_Brano_:
3.1) E’ pacifico che, nell’ipotesi di conferma della sentenza di primo grado, le due motivazioni si integrino a vicenda, confluendo in un risultato organico ed inscindibile al quale occorre far riferimento per giudicare della congruità della motivazione.

Allorchè, quindi, le due sentenze concordino nell’analisi e nella valutazione degli elementi di prova posti a fondamento delle rispettive decisioni, la struttura motivazionale della sentenza di appello si salda con quella precedente per formare un unico complesso corpo argomentativo (cfr. ex multis Cass. sez. 1, n. 8868 del 26.6.2000 – Sangiorgi; cfr. anche Cass. sez. un. n. 6682 del 4.2.1992; Cass. Sez. 2 n. 11220 del 13.1.1997; Cass. sez. 6 n. 23248 del 7.2.2003; Cass. sez. 6 n. 11878 del 20.1.2003).

3.1.1) Il Tribunale, con motivazione adeguata e coerente logicamente, aveva ritenuto le iniziali rivelazioni assolutamente spontanee ed escluso che le minori fossero state indotte, direttamente od indirettamente, alla elaborazione di fantasticherie o falsi ricordi.

_Record_:
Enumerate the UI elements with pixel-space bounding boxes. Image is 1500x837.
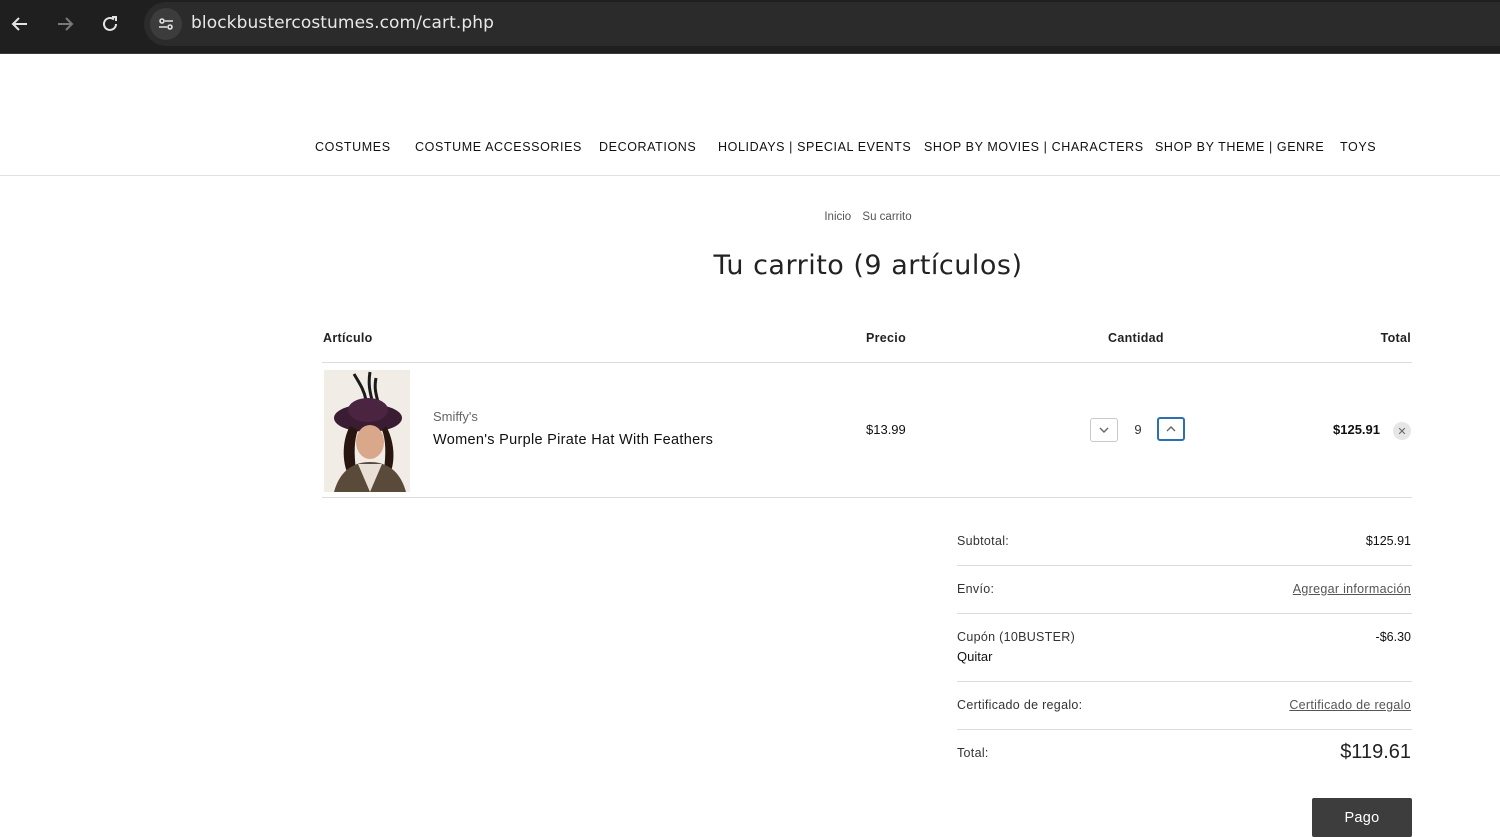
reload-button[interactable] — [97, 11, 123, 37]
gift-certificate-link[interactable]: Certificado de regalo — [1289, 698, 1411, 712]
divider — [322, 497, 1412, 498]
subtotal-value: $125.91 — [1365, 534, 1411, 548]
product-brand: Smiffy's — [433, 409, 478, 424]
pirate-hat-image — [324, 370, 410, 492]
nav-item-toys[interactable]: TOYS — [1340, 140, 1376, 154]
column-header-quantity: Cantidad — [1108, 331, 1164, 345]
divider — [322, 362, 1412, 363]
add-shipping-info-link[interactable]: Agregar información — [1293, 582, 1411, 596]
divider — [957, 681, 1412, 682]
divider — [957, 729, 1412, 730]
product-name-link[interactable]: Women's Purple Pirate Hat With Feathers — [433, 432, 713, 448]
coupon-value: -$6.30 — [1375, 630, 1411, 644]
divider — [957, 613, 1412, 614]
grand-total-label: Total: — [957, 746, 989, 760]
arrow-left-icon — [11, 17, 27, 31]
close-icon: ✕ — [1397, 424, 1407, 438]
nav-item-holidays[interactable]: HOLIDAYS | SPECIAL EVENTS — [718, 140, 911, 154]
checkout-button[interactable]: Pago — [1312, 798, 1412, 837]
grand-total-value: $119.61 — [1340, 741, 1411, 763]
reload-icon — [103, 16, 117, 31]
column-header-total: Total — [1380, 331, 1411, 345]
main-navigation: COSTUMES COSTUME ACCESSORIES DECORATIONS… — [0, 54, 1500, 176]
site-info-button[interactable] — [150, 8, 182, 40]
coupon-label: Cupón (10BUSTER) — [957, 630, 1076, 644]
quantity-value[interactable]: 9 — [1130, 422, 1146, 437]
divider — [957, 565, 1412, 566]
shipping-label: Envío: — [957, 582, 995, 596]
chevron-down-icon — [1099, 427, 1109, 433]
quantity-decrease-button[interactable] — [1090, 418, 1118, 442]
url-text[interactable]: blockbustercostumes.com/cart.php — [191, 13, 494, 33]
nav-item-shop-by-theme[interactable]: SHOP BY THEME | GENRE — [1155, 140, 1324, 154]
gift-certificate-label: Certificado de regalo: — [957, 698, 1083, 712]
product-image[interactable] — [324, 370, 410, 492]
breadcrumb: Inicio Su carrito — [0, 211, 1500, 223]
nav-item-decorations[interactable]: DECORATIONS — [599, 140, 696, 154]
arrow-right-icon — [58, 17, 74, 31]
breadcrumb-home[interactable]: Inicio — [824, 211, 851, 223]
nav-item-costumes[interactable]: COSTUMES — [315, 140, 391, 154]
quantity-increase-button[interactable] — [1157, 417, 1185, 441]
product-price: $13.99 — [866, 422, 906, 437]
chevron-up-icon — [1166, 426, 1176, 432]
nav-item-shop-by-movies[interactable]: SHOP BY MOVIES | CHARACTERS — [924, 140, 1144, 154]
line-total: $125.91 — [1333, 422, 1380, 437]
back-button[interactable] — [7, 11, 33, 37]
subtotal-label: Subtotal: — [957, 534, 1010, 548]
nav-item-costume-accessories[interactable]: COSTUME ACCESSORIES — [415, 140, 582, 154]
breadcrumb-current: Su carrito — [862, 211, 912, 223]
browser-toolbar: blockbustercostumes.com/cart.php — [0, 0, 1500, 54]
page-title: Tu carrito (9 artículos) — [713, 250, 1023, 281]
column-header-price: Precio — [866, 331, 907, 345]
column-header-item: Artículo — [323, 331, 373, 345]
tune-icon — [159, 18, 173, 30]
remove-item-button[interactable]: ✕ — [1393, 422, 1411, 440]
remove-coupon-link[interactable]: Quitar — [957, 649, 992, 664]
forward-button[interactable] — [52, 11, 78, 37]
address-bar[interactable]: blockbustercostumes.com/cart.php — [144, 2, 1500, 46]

_Compiti_:
a) Indica se ciascuna affermazione concorda con il brano sulla motivazione delle sentenze, rispondendo sì o no e citando alla lettera le parole decisive. (i) In caso di conferma della sentenza di primo grado, le due motivazioni si integrano a vicenda. (ii) Il Tribunale aveva ritenuto che le minori fossero state indotte a elaborare falsi ricordi. (iii) La motivazione del Tribunale è definita adeguata e coerente logicamente.
b) Per favore, trascrivi senza modifiche le righe dei record che partono da quella contenente "reload-button[interactable] — [97, 11, 123, 37]" e arrivano a quella contenente "add-shipping-info-link[interactable]: Agregar información", entrambe incluse.
Il brano e i record sono materiali distinti, senza legami tra loro.

_Soluzioni_:
a)
(i) Sì: "le due motivazioni si integrino a vicenda".
(ii) No: "escluso che le minori fossero state indotte, direttamente od indirettamente, alla elaborazione di fantasticherie o falsi ricordi".
(iii) Sì: "con motivazione adeguata e coerente logicamente".

b)
reload-button[interactable] — [97, 11, 123, 37]
gift-certificate-link[interactable]: Certificado de regalo — [1289, 698, 1411, 712]
divider — [322, 497, 1412, 498]
subtotal-value: $125.91 — [1365, 534, 1411, 548]
product-brand: Smiffy's — [433, 409, 478, 424]
pirate-hat-image — [324, 370, 410, 492]
nav-item-toys[interactable]: TOYS — [1340, 140, 1376, 154]
column-header-quantity: Cantidad — [1108, 331, 1164, 345]
divider — [322, 362, 1412, 363]
add-shipping-info-link[interactable]: Agregar información — [1293, 582, 1411, 596]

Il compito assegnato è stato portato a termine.